(Exercise):
Transcribe the full listing below exactly.

[Saved entries]
====================

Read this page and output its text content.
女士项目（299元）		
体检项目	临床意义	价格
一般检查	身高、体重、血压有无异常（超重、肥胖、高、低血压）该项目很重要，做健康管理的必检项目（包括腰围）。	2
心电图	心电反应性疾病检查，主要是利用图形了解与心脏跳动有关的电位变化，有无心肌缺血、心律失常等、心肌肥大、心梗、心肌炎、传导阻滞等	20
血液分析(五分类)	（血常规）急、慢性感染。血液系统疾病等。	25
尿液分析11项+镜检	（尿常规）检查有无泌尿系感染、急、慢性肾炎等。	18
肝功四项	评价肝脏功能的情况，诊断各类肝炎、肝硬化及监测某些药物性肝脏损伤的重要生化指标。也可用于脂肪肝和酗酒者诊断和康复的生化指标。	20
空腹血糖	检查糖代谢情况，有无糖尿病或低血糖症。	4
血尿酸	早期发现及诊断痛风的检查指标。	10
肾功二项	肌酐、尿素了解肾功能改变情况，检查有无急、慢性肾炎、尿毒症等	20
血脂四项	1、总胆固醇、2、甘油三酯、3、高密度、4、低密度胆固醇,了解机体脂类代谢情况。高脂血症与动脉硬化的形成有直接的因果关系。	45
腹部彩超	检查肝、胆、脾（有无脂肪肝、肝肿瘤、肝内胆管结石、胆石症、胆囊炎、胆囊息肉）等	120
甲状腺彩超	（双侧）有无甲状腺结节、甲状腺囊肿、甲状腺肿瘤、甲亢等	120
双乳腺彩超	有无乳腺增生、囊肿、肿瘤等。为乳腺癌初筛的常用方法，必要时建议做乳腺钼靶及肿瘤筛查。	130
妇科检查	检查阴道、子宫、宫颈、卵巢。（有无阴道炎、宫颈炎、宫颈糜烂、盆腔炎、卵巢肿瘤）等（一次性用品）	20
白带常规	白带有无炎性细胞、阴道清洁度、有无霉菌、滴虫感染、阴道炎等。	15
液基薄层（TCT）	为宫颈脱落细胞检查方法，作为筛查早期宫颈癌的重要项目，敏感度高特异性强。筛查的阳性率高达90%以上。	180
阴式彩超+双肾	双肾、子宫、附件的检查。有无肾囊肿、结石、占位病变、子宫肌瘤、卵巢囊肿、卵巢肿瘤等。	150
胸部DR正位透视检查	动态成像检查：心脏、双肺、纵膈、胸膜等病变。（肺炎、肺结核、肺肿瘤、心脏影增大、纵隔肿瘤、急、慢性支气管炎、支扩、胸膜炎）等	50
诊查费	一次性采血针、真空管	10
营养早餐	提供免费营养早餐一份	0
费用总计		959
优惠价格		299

====================

(Output of the task):
Read this page and output its text content.
女士项目（299元）		
体检项目	临床意义	价格
一般检查	身高、体重、血压有无异常（超重、肥胖、高、低血压）该项目很重要，做健康管理的必检项目（包括腰围）。	2
心电图	心电反应性疾病检查，主要是利用图形了解与心脏跳动有关的电位变化，有无心肌缺血、心律失常等、心肌肥大、心梗、心肌炎、传导阻滞等	20
血液分析(五分类)	（血常规）急、慢性感染。血液系统疾病等。	25
尿液分析11项+镜检	（尿常规）检查有无泌尿系感染、急、慢性肾炎等。	18
肝功四项	评价肝脏功能的情况，诊断各类肝炎、肝硬化及监测某些药物性肝脏损伤的重要生化指标。也可用于脂肪肝和酗酒者诊断和康复的生化指标。	20
空腹血糖	检查糖代谢情况，有无糖尿病或低血糖症。	4
血尿酸	早期发现及诊断痛风的检查指标。	10
肾功二项	肌酐、尿素了解肾功能改变情况，检查有无急、慢性肾炎、尿毒症等	20
血脂四项	1、总胆固醇、2、甘油三酯、3、高密度、4、低密度胆固醇,了解机体脂类代谢情况。高脂血症与动脉硬化的形成有直接的因果关系。	45
腹部彩超	检查肝、胆、脾（有无脂肪肝、肝肿瘤、肝内胆管结石、胆石症、胆囊炎、胆囊息肉）等	120
甲状腺彩超	（双侧）有无甲状腺结节、甲状腺囊肿、甲状腺肿瘤、甲亢等	120
双乳腺彩超	有无乳腺增生、囊肿、肿瘤等。为乳腺癌初筛的常用方法，必要时建议做乳腺钼靶及肿瘤筛查。	130
妇科检查	检查阴道、子宫、宫颈、卵巢。（有无阴道炎、宫颈炎、宫颈糜烂、盆腔炎、卵巢肿瘤）等（一次性用品）	20
白带常规	白带有无炎性细胞、阴道清洁度、有无霉菌、滴虫感染、阴道炎等。	15
液基薄层（TCT）	为宫颈脱落细胞检查方法，作为筛查早期宫颈癌的重要项目，敏感度高特异性强。筛查的阳性率高达90%以上。	180
阴式彩超+双肾	双肾、子宫、附件的检查。有无肾囊肿、结石、占位病变、子宫肌瘤、卵巢囊肿、卵巢肿瘤等。	150
胸部DR正位透视检查	动态成像检查：心脏、双肺、纵膈、胸膜等病变。（肺炎、肺结核、肺肿瘤、心脏影增大、纵隔肿瘤、急、慢性支气管炎、支扩、胸膜炎）等	50
诊查费	一次性采血针、真空管	10
营养早餐	提供免费营养早餐一份	0
费用总计		959
优惠价格		299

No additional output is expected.